Please output the records below in full, exactly as given, but without the images.

Figure collection entries
## BEGIN

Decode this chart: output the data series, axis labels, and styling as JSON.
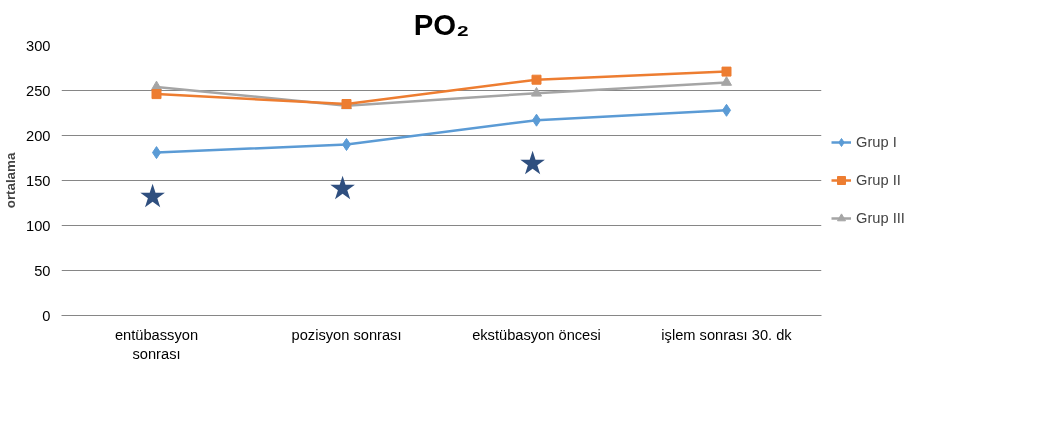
{
  "chart_data": {
    "type": "line",
    "title": "PO₂",
    "ylabel": "ortalama",
    "categories": [
      "entübassyon sonrası",
      "pozisyon sonrası",
      "ekstübasyon öncesi",
      "işlem sonrası 30. dk"
    ],
    "series": [
      {
        "name": "Grup I",
        "color": "#5b9bd5",
        "marker": "diamond",
        "values": [
          181,
          190,
          217,
          228
        ]
      },
      {
        "name": "Grup II",
        "color": "#ed7d31",
        "marker": "square",
        "values": [
          246,
          235,
          262,
          271
        ]
      },
      {
        "name": "Grup III",
        "color": "#a5a5a5",
        "marker": "triangle",
        "values": [
          254,
          233,
          247,
          259
        ]
      }
    ],
    "ylim": [
      0,
      300
    ],
    "yticks": [
      0,
      50,
      100,
      150,
      200,
      250,
      300
    ],
    "grid": "y",
    "legend": "right",
    "annotations": [
      "★",
      "★",
      "★"
    ]
  }
}
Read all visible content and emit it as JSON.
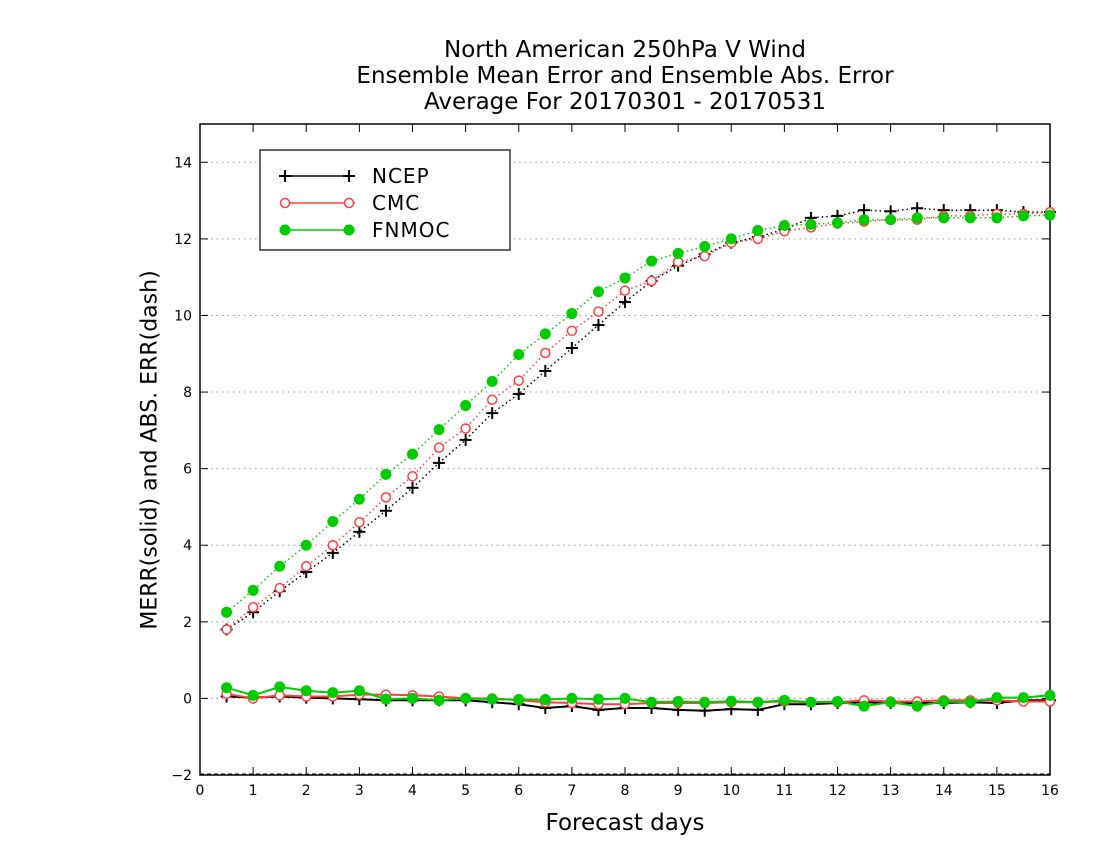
{
  "title_lines": [
    "North American 250hPa V Wind",
    "Ensemble Mean Error and Ensemble Abs. Error",
    "Average For 20170301 - 20170531"
  ],
  "chart_data": {
    "type": "line",
    "xlabel": "Forecast days",
    "ylabel": "MERR(solid) and ABS. ERR(dash)",
    "xlim": [
      0,
      16
    ],
    "ylim": [
      -2,
      15
    ],
    "xticks": [
      0,
      1,
      2,
      3,
      4,
      5,
      6,
      7,
      8,
      9,
      10,
      11,
      12,
      13,
      14,
      15,
      16
    ],
    "yticks": [
      -2,
      0,
      2,
      4,
      6,
      8,
      10,
      12,
      14
    ],
    "grid": "horizontal dotted",
    "legend_position": "top-left",
    "x": [
      0.5,
      1,
      1.5,
      2,
      2.5,
      3,
      3.5,
      4,
      4.5,
      5,
      5.5,
      6,
      6.5,
      7,
      7.5,
      8,
      8.5,
      9,
      9.5,
      10,
      10.5,
      11,
      11.5,
      12,
      12.5,
      13,
      13.5,
      14,
      14.5,
      15,
      15.5,
      16
    ],
    "series": [
      {
        "name": "NCEP",
        "color": "#000000",
        "marker": "plus",
        "abs_err_dash": [
          1.8,
          2.25,
          2.8,
          3.3,
          3.8,
          4.35,
          4.9,
          5.5,
          6.15,
          6.75,
          7.45,
          7.95,
          8.55,
          9.15,
          9.75,
          10.35,
          10.9,
          11.3,
          11.6,
          11.9,
          12.05,
          12.25,
          12.55,
          12.6,
          12.75,
          12.72,
          12.8,
          12.75,
          12.75,
          12.75,
          12.7,
          12.7
        ],
        "mean_err_solid": [
          0.05,
          0.02,
          0.05,
          0.02,
          0.0,
          -0.02,
          -0.05,
          -0.05,
          -0.05,
          -0.05,
          -0.1,
          -0.15,
          -0.25,
          -0.2,
          -0.3,
          -0.25,
          -0.25,
          -0.3,
          -0.32,
          -0.28,
          -0.3,
          -0.15,
          -0.15,
          -0.12,
          -0.1,
          -0.12,
          -0.12,
          -0.12,
          -0.1,
          -0.12,
          -0.05,
          -0.05
        ]
      },
      {
        "name": "CMC",
        "color": "#ff4040",
        "marker": "open-circle",
        "abs_err_dash": [
          1.8,
          2.38,
          2.88,
          3.45,
          4.0,
          4.6,
          5.25,
          5.8,
          6.55,
          7.05,
          7.8,
          8.3,
          9.02,
          9.6,
          10.1,
          10.65,
          10.9,
          11.4,
          11.55,
          11.9,
          12.0,
          12.2,
          12.3,
          12.4,
          12.45,
          12.5,
          12.5,
          12.6,
          12.6,
          12.65,
          12.65,
          12.7
        ],
        "mean_err_solid": [
          0.12,
          0.0,
          0.08,
          0.05,
          0.05,
          0.1,
          0.1,
          0.08,
          0.05,
          0.0,
          0.0,
          -0.05,
          -0.1,
          -0.12,
          -0.15,
          -0.15,
          -0.12,
          -0.12,
          -0.12,
          -0.1,
          -0.1,
          -0.08,
          -0.1,
          -0.1,
          -0.05,
          -0.08,
          -0.08,
          -0.05,
          -0.05,
          -0.05,
          -0.08,
          -0.08
        ]
      },
      {
        "name": "FNMOC",
        "color": "#00cc00",
        "marker": "filled-circle",
        "abs_err_dash": [
          2.25,
          2.82,
          3.45,
          4.0,
          4.62,
          5.2,
          5.85,
          6.38,
          7.02,
          7.65,
          8.28,
          8.98,
          9.52,
          10.05,
          10.62,
          10.98,
          11.42,
          11.62,
          11.8,
          12.0,
          12.22,
          12.35,
          12.38,
          12.42,
          12.5,
          12.5,
          12.55,
          12.55,
          12.55,
          12.55,
          12.6,
          12.62
        ],
        "mean_err_solid": [
          0.28,
          0.08,
          0.3,
          0.2,
          0.15,
          0.2,
          -0.02,
          0.0,
          -0.05,
          0.0,
          -0.02,
          -0.03,
          -0.03,
          0.0,
          -0.02,
          0.0,
          -0.1,
          -0.08,
          -0.1,
          -0.07,
          -0.1,
          -0.05,
          -0.1,
          -0.08,
          -0.2,
          -0.1,
          -0.2,
          -0.08,
          -0.1,
          0.02,
          0.02,
          0.08
        ]
      }
    ]
  }
}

## END

Solution to this exercise:
Decode this chart: output the data series, axis labels, and styling as JSON.
{
  "chart_data": {
    "type": "line",
    "title": "PO₂",
    "ylabel": "ortalama",
    "categories": [
      "entübassyon sonrası",
      "pozisyon sonrası",
      "ekstübasyon öncesi",
      "işlem sonrası 30. dk"
    ],
    "series": [
      {
        "name": "Grup I",
        "color": "#5b9bd5",
        "marker": "diamond",
        "values": [
          181,
          190,
          217,
          228
        ]
      },
      {
        "name": "Grup II",
        "color": "#ed7d31",
        "marker": "square",
        "values": [
          246,
          235,
          262,
          271
        ]
      },
      {
        "name": "Grup III",
        "color": "#a5a5a5",
        "marker": "triangle",
        "values": [
          254,
          233,
          247,
          259
        ]
      }
    ],
    "ylim": [
      0,
      300
    ],
    "yticks": [
      0,
      50,
      100,
      150,
      200,
      250,
      300
    ],
    "grid": "y",
    "legend": "right",
    "annotations": [
      "★",
      "★",
      "★"
    ]
  }
}
Read all visible content and emit it as JSON.
{
  "title_lines": [
    "North American 250hPa V Wind",
    "Ensemble Mean Error and Ensemble Abs. Error",
    "Average For 20170301 - 20170531"
  ],
  "chart_data": {
    "type": "line",
    "xlabel": "Forecast days",
    "ylabel": "MERR(solid) and ABS. ERR(dash)",
    "xlim": [
      0,
      16
    ],
    "ylim": [
      -2,
      15
    ],
    "xticks": [
      0,
      1,
      2,
      3,
      4,
      5,
      6,
      7,
      8,
      9,
      10,
      11,
      12,
      13,
      14,
      15,
      16
    ],
    "yticks": [
      -2,
      0,
      2,
      4,
      6,
      8,
      10,
      12,
      14
    ],
    "grid": "horizontal dotted",
    "legend_position": "top-left",
    "x": [
      0.5,
      1,
      1.5,
      2,
      2.5,
      3,
      3.5,
      4,
      4.5,
      5,
      5.5,
      6,
      6.5,
      7,
      7.5,
      8,
      8.5,
      9,
      9.5,
      10,
      10.5,
      11,
      11.5,
      12,
      12.5,
      13,
      13.5,
      14,
      14.5,
      15,
      15.5,
      16
    ],
    "series": [
      {
        "name": "NCEP",
        "color": "#000000",
        "marker": "plus",
        "abs_err_dash": [
          1.8,
          2.25,
          2.8,
          3.3,
          3.8,
          4.35,
          4.9,
          5.5,
          6.15,
          6.75,
          7.45,
          7.95,
          8.55,
          9.15,
          9.75,
          10.35,
          10.9,
          11.3,
          11.6,
          11.9,
          12.05,
          12.25,
          12.55,
          12.6,
          12.75,
          12.72,
          12.8,
          12.75,
          12.75,
          12.75,
          12.7,
          12.7
        ],
        "mean_err_solid": [
          0.05,
          0.02,
          0.05,
          0.02,
          0.0,
          -0.02,
          -0.05,
          -0.05,
          -0.05,
          -0.05,
          -0.1,
          -0.15,
          -0.25,
          -0.2,
          -0.3,
          -0.25,
          -0.25,
          -0.3,
          -0.32,
          -0.28,
          -0.3,
          -0.15,
          -0.15,
          -0.12,
          -0.1,
          -0.12,
          -0.12,
          -0.12,
          -0.1,
          -0.12,
          -0.05,
          -0.05
        ]
      },
      {
        "name": "CMC",
        "color": "#ff4040",
        "marker": "open-circle",
        "abs_err_dash": [
          1.8,
          2.38,
          2.88,
          3.45,
          4.0,
          4.6,
          5.25,
          5.8,
          6.55,
          7.05,
          7.8,
          8.3,
          9.02,
          9.6,
          10.1,
          10.65,
          10.9,
          11.4,
          11.55,
          11.9,
          12.0,
          12.2,
          12.3,
          12.4,
          12.45,
          12.5,
          12.5,
          12.6,
          12.6,
          12.65,
          12.65,
          12.7
        ],
        "mean_err_solid": [
          0.12,
          0.0,
          0.08,
          0.05,
          0.05,
          0.1,
          0.1,
          0.08,
          0.05,
          0.0,
          0.0,
          -0.05,
          -0.1,
          -0.12,
          -0.15,
          -0.15,
          -0.12,
          -0.12,
          -0.12,
          -0.1,
          -0.1,
          -0.08,
          -0.1,
          -0.1,
          -0.05,
          -0.08,
          -0.08,
          -0.05,
          -0.05,
          -0.05,
          -0.08,
          -0.08
        ]
      },
      {
        "name": "FNMOC",
        "color": "#00cc00",
        "marker": "filled-circle",
        "abs_err_dash": [
          2.25,
          2.82,
          3.45,
          4.0,
          4.62,
          5.2,
          5.85,
          6.38,
          7.02,
          7.65,
          8.28,
          8.98,
          9.52,
          10.05,
          10.62,
          10.98,
          11.42,
          11.62,
          11.8,
          12.0,
          12.22,
          12.35,
          12.38,
          12.42,
          12.5,
          12.5,
          12.55,
          12.55,
          12.55,
          12.55,
          12.6,
          12.62
        ],
        "mean_err_solid": [
          0.28,
          0.08,
          0.3,
          0.2,
          0.15,
          0.2,
          -0.02,
          0.0,
          -0.05,
          0.0,
          -0.02,
          -0.03,
          -0.03,
          0.0,
          -0.02,
          0.0,
          -0.1,
          -0.08,
          -0.1,
          -0.07,
          -0.1,
          -0.05,
          -0.1,
          -0.08,
          -0.2,
          -0.1,
          -0.2,
          -0.08,
          -0.1,
          0.02,
          0.02,
          0.08
        ]
      }
    ]
  }
}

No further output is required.